Exercise requirements ▸
[1] Return everything from the start of the listing down to the line containing "- page-favicon-icon: [243, 55, 255, 69]", word for word, with both ends included.
[2] Resume the passage about women who served disguised as soldiers, picking up from where it stops.
[begin Supplied text]
The painful injury never healed properly and likely caused her pain the rest of
her short life.
A year and a half into her service, Sampson fell unconscious with a fever.
This time, the doctor discovered the soldier was a woman. General George
Washington, leader of the Continental Army, ordered her to be honorably
discharged in 1783. With the help of her friend Paul Revere, she received a
military pension from the State of Massachusetts.
SARAH ROSETTA WAKEMAN AND THE CIVIL WAR (1861–1865)
By spring 1862, the Civil War between the Union (the North) and the
Confederate States of America (the South) had raged for a year. It didn’t look
as if it would end anytime soon. Nineteen-year-old Sarah Rosetta Wakeman of
Bainbridge, New York, had worked as a coal handler on a small canal boat,
where she passed as a man. When Union army recruiters offered to enlist the
boat workers, Rosetta, as she was called, agreed. The higher pay would help
support her parents and eight siblings.
[end Supplied text]
[begin Supplied material]
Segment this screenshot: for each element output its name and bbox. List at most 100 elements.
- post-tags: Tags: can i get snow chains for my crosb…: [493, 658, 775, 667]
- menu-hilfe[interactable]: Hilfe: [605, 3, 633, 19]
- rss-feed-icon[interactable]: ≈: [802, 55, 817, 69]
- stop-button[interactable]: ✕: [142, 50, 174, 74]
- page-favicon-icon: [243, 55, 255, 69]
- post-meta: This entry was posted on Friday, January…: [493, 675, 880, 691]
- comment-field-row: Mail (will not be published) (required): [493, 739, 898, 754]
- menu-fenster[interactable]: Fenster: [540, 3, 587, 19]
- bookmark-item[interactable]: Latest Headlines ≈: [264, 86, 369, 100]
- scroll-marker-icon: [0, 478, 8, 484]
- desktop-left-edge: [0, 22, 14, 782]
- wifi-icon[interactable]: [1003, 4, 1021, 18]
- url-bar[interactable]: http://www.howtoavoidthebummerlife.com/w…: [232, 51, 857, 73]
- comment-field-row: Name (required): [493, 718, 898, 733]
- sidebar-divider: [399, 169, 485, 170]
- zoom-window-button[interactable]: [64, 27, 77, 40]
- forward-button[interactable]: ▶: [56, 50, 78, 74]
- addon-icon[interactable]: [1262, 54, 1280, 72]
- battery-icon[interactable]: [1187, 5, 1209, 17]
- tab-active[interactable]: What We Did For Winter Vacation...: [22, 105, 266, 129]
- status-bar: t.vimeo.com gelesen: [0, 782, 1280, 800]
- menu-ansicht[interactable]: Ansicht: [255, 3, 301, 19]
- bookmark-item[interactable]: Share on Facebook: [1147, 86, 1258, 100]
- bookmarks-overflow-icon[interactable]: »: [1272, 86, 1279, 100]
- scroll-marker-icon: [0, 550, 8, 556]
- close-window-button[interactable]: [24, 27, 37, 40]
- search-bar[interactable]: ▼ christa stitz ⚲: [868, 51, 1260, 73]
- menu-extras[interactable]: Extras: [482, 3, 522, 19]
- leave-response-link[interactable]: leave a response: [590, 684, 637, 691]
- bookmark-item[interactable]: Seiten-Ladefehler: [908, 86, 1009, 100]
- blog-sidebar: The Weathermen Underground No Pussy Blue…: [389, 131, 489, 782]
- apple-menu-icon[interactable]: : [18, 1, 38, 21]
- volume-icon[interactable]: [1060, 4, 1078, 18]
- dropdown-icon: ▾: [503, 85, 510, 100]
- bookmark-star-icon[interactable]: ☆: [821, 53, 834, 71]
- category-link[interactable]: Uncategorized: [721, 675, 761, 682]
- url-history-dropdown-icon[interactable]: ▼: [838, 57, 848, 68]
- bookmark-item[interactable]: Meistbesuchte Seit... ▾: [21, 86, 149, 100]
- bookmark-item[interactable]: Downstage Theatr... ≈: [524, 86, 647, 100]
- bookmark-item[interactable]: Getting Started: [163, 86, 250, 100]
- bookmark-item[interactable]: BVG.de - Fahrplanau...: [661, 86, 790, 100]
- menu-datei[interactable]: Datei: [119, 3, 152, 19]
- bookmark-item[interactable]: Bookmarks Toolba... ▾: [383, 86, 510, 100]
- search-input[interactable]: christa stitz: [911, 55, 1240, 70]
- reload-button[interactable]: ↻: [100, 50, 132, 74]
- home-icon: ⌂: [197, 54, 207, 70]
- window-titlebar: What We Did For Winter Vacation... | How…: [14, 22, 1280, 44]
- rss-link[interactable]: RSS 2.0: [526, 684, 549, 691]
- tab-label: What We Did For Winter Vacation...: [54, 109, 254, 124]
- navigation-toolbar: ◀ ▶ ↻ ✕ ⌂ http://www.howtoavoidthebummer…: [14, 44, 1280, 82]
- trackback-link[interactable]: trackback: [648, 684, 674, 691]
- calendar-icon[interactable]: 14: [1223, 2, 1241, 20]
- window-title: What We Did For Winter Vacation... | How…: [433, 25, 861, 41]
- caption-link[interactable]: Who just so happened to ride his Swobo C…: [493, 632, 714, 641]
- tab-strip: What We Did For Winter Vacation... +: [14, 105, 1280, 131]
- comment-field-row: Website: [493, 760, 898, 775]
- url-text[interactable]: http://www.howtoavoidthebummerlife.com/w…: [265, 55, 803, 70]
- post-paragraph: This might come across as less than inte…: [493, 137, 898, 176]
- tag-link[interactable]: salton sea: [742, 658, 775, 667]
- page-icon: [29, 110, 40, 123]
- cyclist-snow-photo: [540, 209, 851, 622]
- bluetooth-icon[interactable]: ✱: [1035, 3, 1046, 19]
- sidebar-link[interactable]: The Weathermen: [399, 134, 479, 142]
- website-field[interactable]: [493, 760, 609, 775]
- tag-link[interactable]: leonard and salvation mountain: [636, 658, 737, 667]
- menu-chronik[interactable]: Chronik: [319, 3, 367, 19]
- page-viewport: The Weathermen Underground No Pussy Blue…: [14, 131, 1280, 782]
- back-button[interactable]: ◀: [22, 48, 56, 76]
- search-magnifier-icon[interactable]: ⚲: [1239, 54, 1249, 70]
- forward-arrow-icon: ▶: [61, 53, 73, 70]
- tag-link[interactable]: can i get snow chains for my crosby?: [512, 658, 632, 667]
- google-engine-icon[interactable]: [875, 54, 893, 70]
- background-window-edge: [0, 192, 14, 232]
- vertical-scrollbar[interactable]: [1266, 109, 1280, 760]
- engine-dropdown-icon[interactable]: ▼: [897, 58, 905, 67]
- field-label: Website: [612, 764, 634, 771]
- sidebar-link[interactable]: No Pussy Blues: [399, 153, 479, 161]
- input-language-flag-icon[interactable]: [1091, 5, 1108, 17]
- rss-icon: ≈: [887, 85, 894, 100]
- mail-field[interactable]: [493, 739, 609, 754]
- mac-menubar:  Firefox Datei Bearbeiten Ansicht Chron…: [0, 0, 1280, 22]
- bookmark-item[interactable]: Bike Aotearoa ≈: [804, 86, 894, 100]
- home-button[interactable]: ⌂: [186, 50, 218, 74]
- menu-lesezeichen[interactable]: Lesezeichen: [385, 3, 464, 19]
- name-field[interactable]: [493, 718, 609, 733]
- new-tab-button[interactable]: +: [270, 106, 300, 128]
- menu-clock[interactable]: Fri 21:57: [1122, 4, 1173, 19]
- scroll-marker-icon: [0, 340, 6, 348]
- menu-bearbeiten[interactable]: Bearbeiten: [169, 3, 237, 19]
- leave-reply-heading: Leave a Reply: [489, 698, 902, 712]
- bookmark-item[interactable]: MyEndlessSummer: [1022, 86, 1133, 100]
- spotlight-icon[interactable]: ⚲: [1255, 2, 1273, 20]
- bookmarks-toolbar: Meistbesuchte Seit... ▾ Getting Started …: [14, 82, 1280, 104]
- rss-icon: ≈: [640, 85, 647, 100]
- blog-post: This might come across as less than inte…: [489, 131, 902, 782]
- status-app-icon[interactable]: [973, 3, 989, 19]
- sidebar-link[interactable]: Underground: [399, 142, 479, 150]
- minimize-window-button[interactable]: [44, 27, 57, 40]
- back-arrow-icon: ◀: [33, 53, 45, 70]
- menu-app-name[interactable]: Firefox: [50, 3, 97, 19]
[end Supplied material]
Outputs ▸
[1]
Segment this screenshot: for each element output its name and bbox. List at most 100 elements.
- post-tags: Tags: can i get snow chains for my crosb…: [493, 658, 775, 667]
- menu-hilfe[interactable]: Hilfe: [605, 3, 633, 19]
- rss-feed-icon[interactable]: ≈: [802, 55, 817, 69]
- stop-button[interactable]: ✕: [142, 50, 174, 74]
- page-favicon-icon: [243, 55, 255, 69]

[2]
Wakeman joined the 153rd New York Volunteer Army. Women were not
allowed to join either the Union or the Confederate armies, so Wakeman signed
up as twenty-one-year-old Lyons Wakeman. “I knew that I could help you more
to leave home than to stay there with you,” she wrote to her parents. The Union
army paid Private Wakeman $152 to enlist, more money than a year’s wages for
most young men of the time. During her time in the army, she sent much of her
salary to her parents to help with the family’s expenses.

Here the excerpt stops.